## Passage to read
┌────────

When Your Inner Editor is Actually an Abuser

I did NaNoWriMo last November. National Novel Writing Month.
The goal is to write a novel, or 50 thousand words, during the month of November. There are pep talks, and group meetings, and forums, and a bunch of geeky people rallying around each other to help us all be creative.
There was a lot of advice going around in the early days of the month about shutting off your inner editor and letting the words flow uninhibited.
I wrote a note to my inner editor that I wouldn’t be needing her around, to take a vacation to somewhere sunny, but she kept coming back to the office on her vacation.
And she would say the nastiest things, that voice in my head. “You’re selfish. You’ll never be a writer. How dare you waste time writing! This is meaningless. you are meaningless, and you can’t possibly write 50k words in time. Idiot. It’s stupid and selfish to try.”
And I realized that much of the time, it wasn’t my inner editor holding back my creative side. It was actually my inner abuser. She sounded like all the people who have ever bullied me, denied my feelings, and made me feel like a miserable excuse for a person, making me doubt all my feelings, decisions, and actions – only she was less subtle about it. She wanted to keep me from trying to make friends or write books or doing anything at all.

└────────

## Data
┌────────

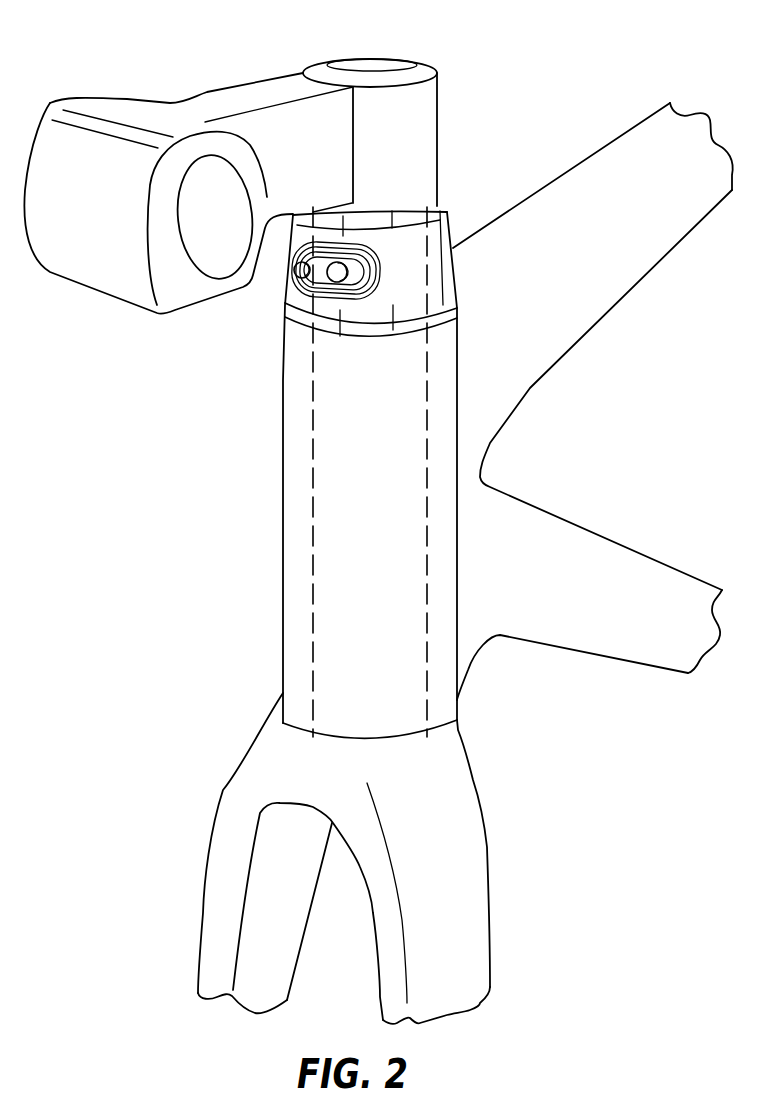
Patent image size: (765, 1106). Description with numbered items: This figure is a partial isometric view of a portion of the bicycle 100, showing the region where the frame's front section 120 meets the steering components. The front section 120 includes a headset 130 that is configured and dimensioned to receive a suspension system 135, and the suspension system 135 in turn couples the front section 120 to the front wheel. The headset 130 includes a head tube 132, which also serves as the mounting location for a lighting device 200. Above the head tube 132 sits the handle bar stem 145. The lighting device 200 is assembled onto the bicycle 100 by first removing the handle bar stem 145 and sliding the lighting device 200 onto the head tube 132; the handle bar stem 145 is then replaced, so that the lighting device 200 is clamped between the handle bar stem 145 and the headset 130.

└────────

## Job 1
Copy the part of the essay about the inner editor starting at "I did NaNoWriMo" and ending at "all be creative.".
## Job 2
In the essay about the inner editor, what leads the writer to call the voice an inner abuser rather than an inner editor? Answer in one to three sentences.
## Job 3
Carry the essay about the inner editor forward from its last sentence.

## Expected answer 1
I did NaNoWriMo last November. National Novel Writing Month.
The goal is to write a novel, or 50 thousand words, during the month of November. There are pep talks, and group meetings, and forums, and a bunch of geeky people rallying around each other to help us all be creative.

## Expected answer 2
The voice sounded like all the people who had bullied the writer, denied the writer's feelings, and made the writer feel like a miserable excuse for a person, only less subtly. It also wanted to keep the writer from making friends, writing books, or doing anything at all.

## Expected answer 3
From making a conscious decision to shut off negative self talk for a whole month, I realized that there was a huge difference between giving myself constructive criticism and emotionally abusing myself.
One makes me a better writer, the other seeks to make me nothing.
The one works with my creativity, the other mocks me and stifles creativity.
One functions as a little guide, telling me how to behave around people, reminding me of the signals for behavior, the other assures me I am hateful, awkward, and everyone is likely to hate me unless I stay quiet and pander to everyone when possible.
I had always thought the two voices were the same voice. Both the inner editor, almost like a conscience, keeping me in line, keeping my life in order, reminding me of myself – and how terrible I am. I was mentally cutting myself, believing the inner abuse — the emotional self punishment — was necessary to make me become a better person.
But in silencing both voices I realized how deconstructive part of the inner editor actually was.
I still think it’s a good idea to silence the inner editor when trying to write a first draft of a novel, or brainstorming solutions, or dreaming big. Then you can invite the inner editor back in to refine your ideas and words and make them beautiful.
But the inner abuser? Kick her butt out of your mind for good.
And keep kicking out those inner abuser thoughts whenever they comes in, until your brain has changed shape and the places where the inner abuser resides are shriveled, and her voice is weakened so much that instead of the tyrannical voice holding you back, she’s become a mockery at herself, and you can laugh at her.
“Me, cowardly and weak and lazy? Failure? I think not. you’re a riot!”
(and for the record: NaNoWriMo? I finished my 50k word count several days early. yesssss.)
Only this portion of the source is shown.